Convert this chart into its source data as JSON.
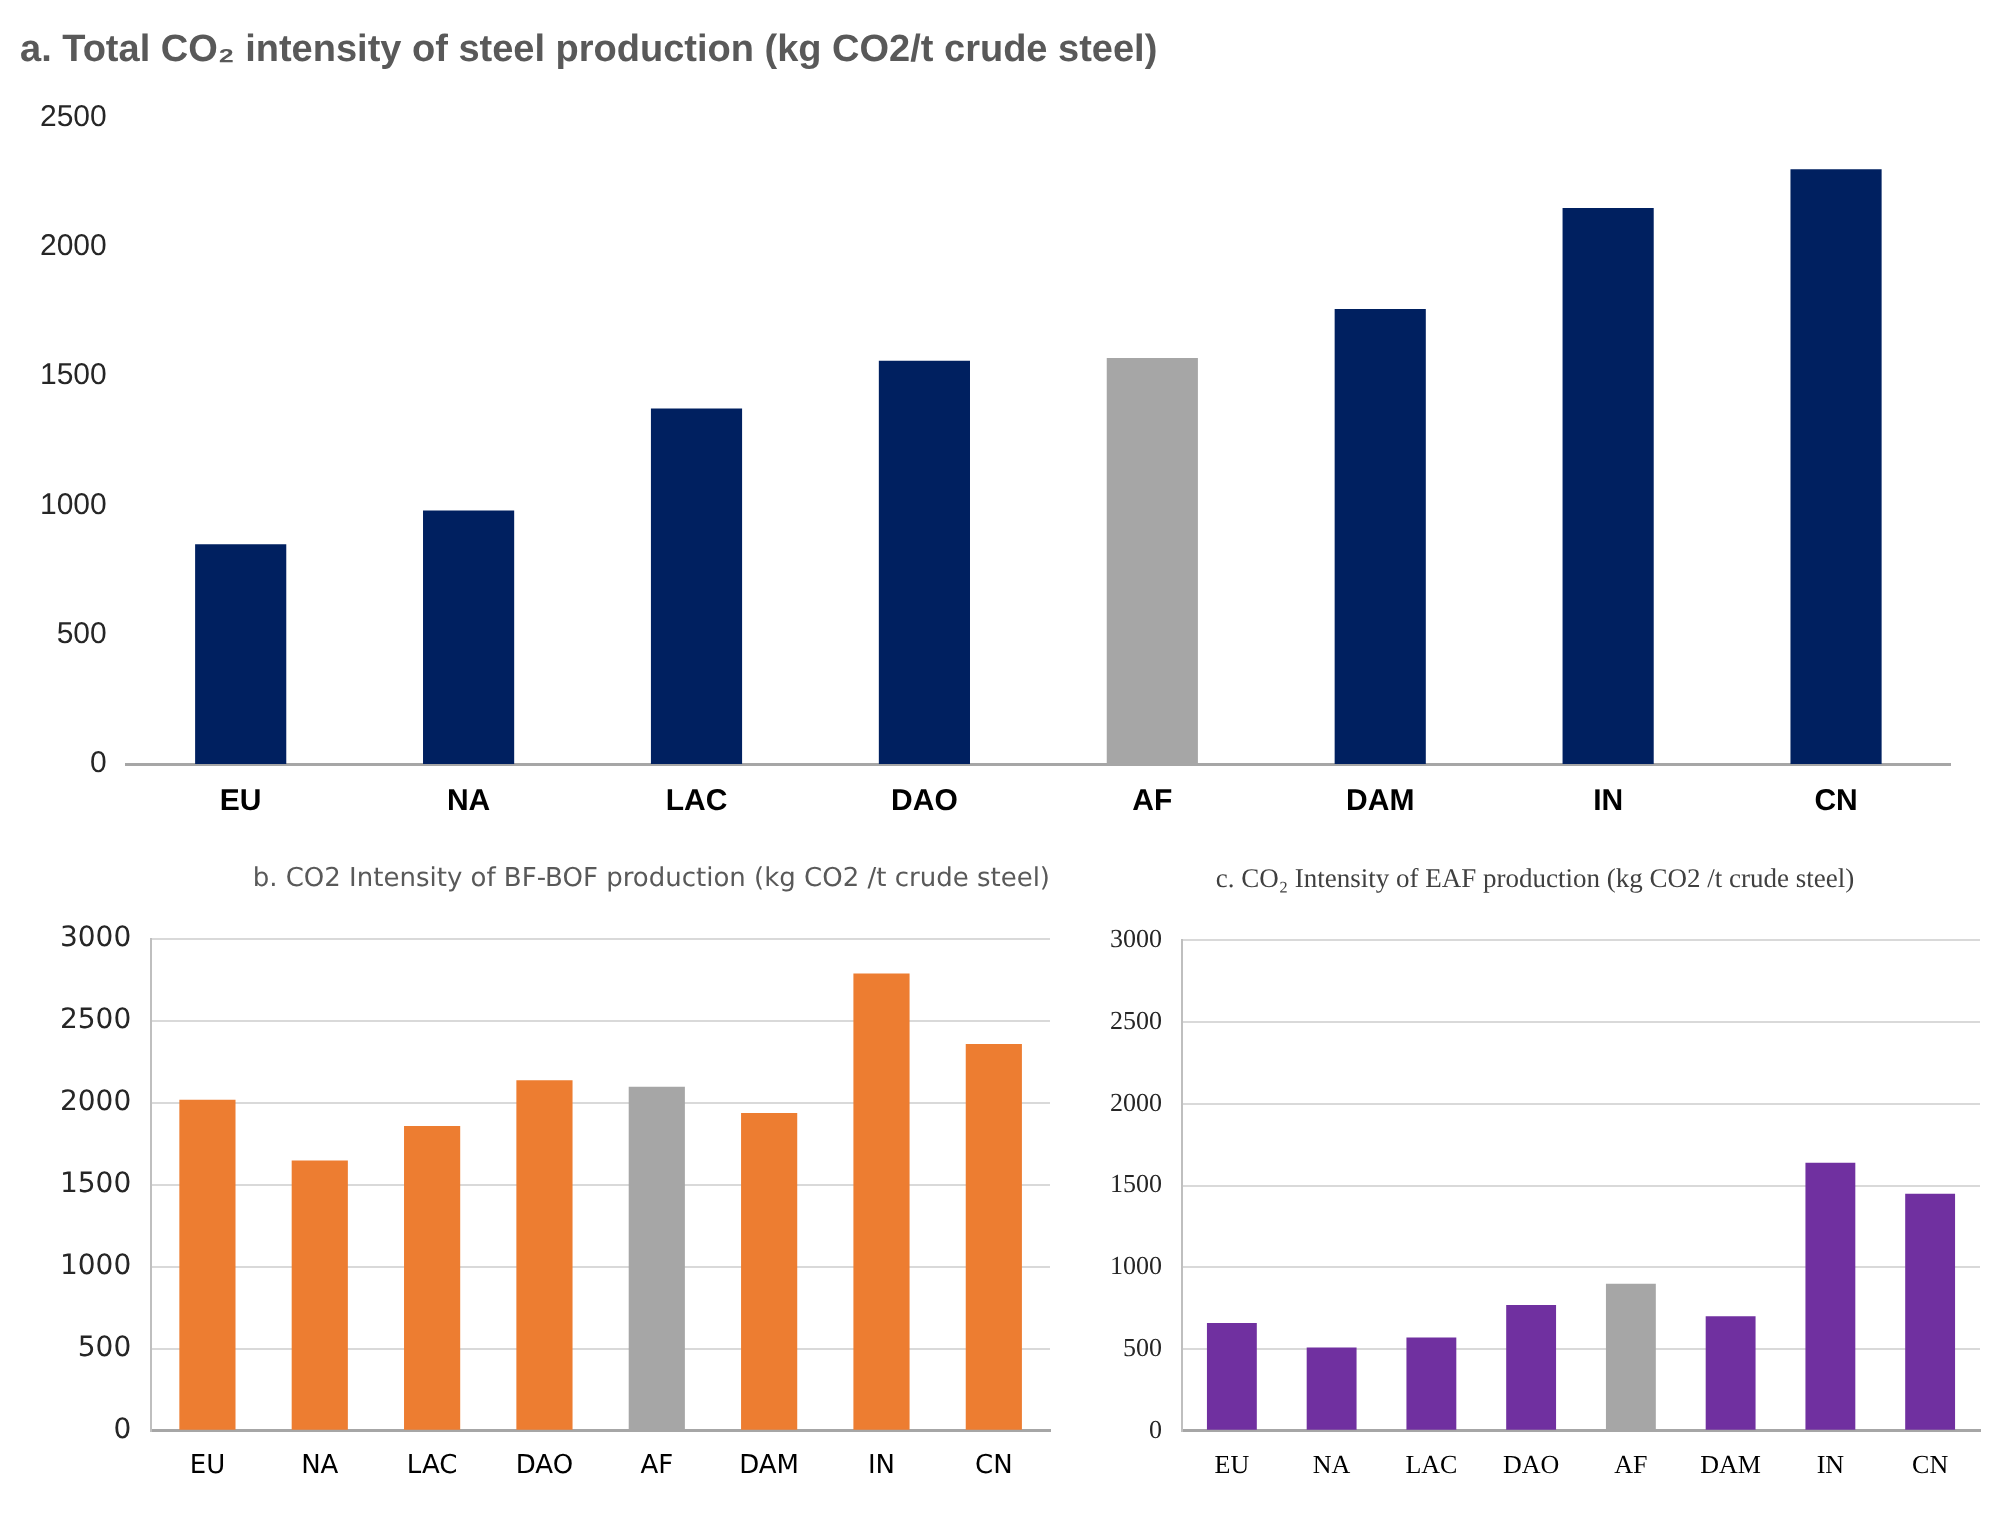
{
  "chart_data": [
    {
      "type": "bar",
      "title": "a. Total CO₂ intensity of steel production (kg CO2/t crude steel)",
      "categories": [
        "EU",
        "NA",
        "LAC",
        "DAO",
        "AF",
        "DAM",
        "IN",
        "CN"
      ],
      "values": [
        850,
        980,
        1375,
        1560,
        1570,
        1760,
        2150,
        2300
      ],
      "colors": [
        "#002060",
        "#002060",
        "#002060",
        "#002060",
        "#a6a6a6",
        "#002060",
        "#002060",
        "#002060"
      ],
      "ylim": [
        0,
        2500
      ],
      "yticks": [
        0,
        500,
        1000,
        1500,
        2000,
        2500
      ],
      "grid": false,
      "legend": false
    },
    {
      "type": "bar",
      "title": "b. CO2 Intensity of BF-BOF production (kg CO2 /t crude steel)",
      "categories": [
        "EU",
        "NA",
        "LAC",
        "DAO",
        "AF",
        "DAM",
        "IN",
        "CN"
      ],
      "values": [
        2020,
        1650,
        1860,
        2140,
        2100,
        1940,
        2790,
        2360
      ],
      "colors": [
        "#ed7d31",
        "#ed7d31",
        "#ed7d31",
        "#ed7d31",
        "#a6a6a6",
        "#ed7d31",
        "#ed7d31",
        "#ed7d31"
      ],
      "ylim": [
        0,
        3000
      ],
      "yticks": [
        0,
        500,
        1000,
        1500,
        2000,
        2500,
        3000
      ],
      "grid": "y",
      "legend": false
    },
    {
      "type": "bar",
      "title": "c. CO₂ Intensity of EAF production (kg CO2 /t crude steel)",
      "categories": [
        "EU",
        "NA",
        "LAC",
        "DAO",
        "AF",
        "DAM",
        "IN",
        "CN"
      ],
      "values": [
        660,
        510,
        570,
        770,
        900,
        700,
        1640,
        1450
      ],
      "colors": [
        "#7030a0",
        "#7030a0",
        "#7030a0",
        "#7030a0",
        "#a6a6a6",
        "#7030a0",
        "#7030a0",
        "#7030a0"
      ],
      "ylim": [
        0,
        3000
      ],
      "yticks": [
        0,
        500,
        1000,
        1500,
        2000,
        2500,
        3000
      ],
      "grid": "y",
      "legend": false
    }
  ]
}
*-*-*
**What you are asked to do:** Show the lines of the material that contain the word "title".

**Exercise answer:**
      "title": "a. Total CO₂ intensity of steel production (kg CO2/t crude steel)",
      "title": "b. CO2 Intensity of BF-BOF production (kg CO2 /t crude steel)",
      "title": "c. CO₂ Intensity of EAF production (kg CO2 /t crude steel)",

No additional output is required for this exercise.